Objective ▸
Only lines with the string "this" matter here; gather them from the material below.

[Dataset excerpt]
··········
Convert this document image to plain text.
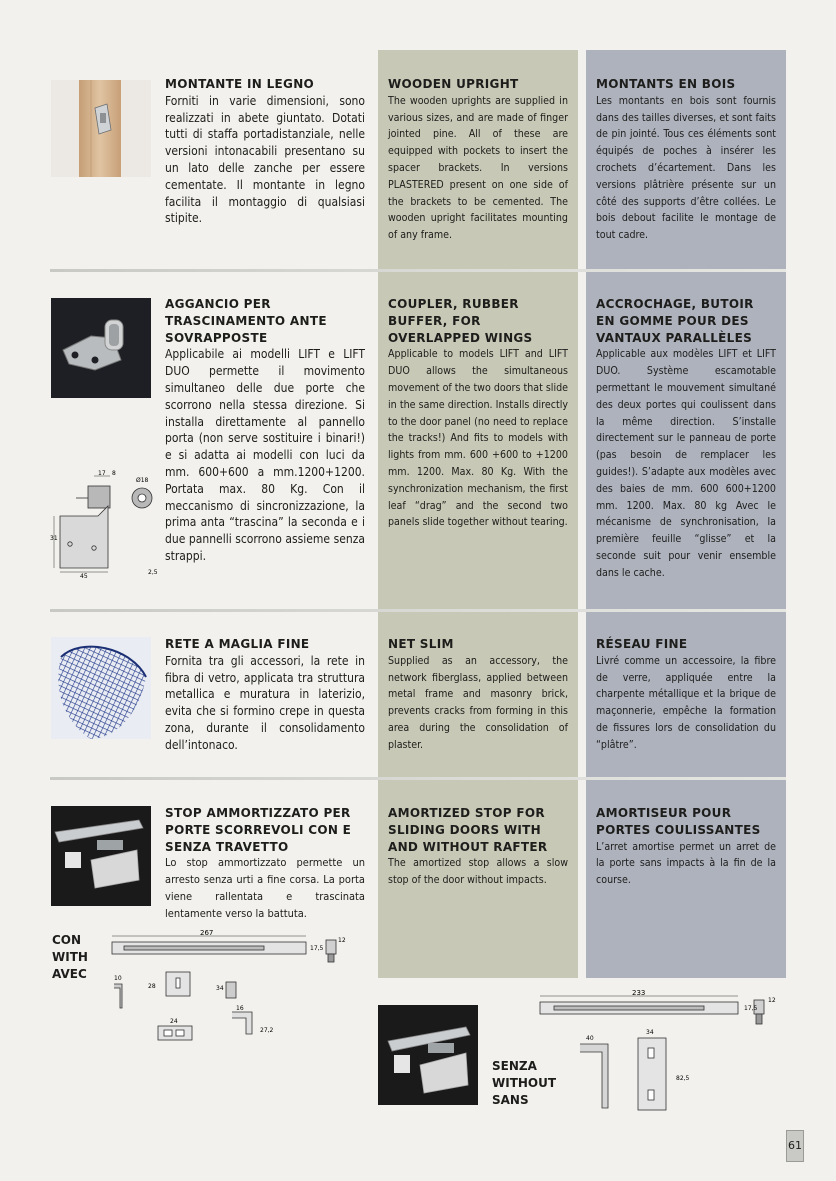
MONTANTE IN LEGNO
Forniti in varie dimensioni, sono realizzati in abete giuntato. Dotati tutti di staffa portadistanziale, nelle versioni intonacabili presentano su un lato delle zanche per essere cementate. Il montante in legno facilita il montaggio di qualsiasi stipite.
WOODEN UPRIGHT
The wooden uprights are supplied in various sizes, and are made of finger jointed pine. All of these are equipped with pockets to insert the spacer brackets. In versions PLASTERED present on one side of the brackets to be cemented. The wooden upright facilitates mounting of any frame.
MONTANTS EN BOIS
Les montants en bois sont fournis dans des tailles diverses, et sont faits de pin jointé. Tous ces éléments sont équipés de poches à insérer les crochets d’écartement. Dans les versions plâtrière présente sur un côté des supports d’être collées. Le bois debout facilite le montage de tout cadre.
17 8
Ø18
31
45
2,5
AGGANCIO PER TRASCINAMENTO ANTE SOVRAPPOSTE
Applicabile ai modelli LIFT e LIFT DUO permette il movimento simultaneo delle due porte che scorrono nella stessa direzione. Si installa direttamente al pannello porta (non serve sostituire i binari!) e si adatta ai modelli con luci da mm. 600+600 a mm.1200+1200. Portata max. 80 Kg. Con il meccanismo di sincronizzazione, la prima anta “trascina” la seconda e i due pannelli scorrono assieme senza strappi.
COUPLER, RUBBER BUFFER, FOR OVERLAPPED WINGS
Applicable to models LIFT and LIFT DUO allows the simultaneous movement of the two doors that slide in the same direction. Installs directly to the door panel (no need to replace the tracks!) And fits to models with lights from mm. 600 +600 to +1200 mm. 1200. Max. 80 Kg. With the synchronization mechanism, the first leaf “drag” and the second two panels slide together without tearing.
ACCROCHAGE, BUTOIR EN GOMME POUR DES VANTAUX PARALLÈLES
Applicable aux modèles LIFT et LIFT DUO. Système escamotable permettant le mouvement simultané des deux portes qui coulissent dans la même direction. S’installe directement sur le panneau de porte (pas besoin de remplacer les guides!). S’adapte aux modèles avec des baies de mm. 600 600+1200 mm. 1200. Max. 80 kg Avec le mécanisme de synchronisation, la première feuille “glisse” et la seconde suit pour venir ensemble dans le cache.
RETE A MAGLIA FINE
Fornita tra gli accessori, la rete in fibra di vetro, applicata tra struttura metallica e muratura in laterizio, evita che si formino crepe in questa zona, durante il consolidamento dell’intonaco.
NET SLIM
Supplied as an accessory, the network fiberglass, applied between metal frame and masonry brick, prevents cracks from forming in this area during the consolidation of plaster.
RÉSEAU FINE
Livré comme un accessoire, la fibre de verre, appliquée entre la charpente métallique et la brique de maçonnerie, empêche la formation de fissures lors de consolidation du “plâtre”.
STOP AMMORTIZZATO PER PORTE SCORREVOLI CON E SENZA TRAVETTO
Lo stop ammortizzato permette un arresto senza urti a fine corsa. La porta viene rallentata e trascinata lentamente verso la battuta.
AMORTIZED STOP FOR SLIDING DOORS WITH AND WITHOUT RAFTER
The amortized stop allows a slow stop of the door without impacts.
AMORTISEUR POUR PORTES COULISSANTES
L’arret amortise permet un arret de la porte sans impacts à la fin de la course.
CON
WITH
AVEC
267
17,5
12
10
28	34
16
24
27,2
SENZA
WITHOUT
SANS
233
17,5
12
40
34
82,5
61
··········
Result ▸
Convert this document image to plain text.
Supplied as an accessory, the network fiberglass, applied between metal frame and masonry brick, prevents cracks from forming in this area during the consolidation of plaster.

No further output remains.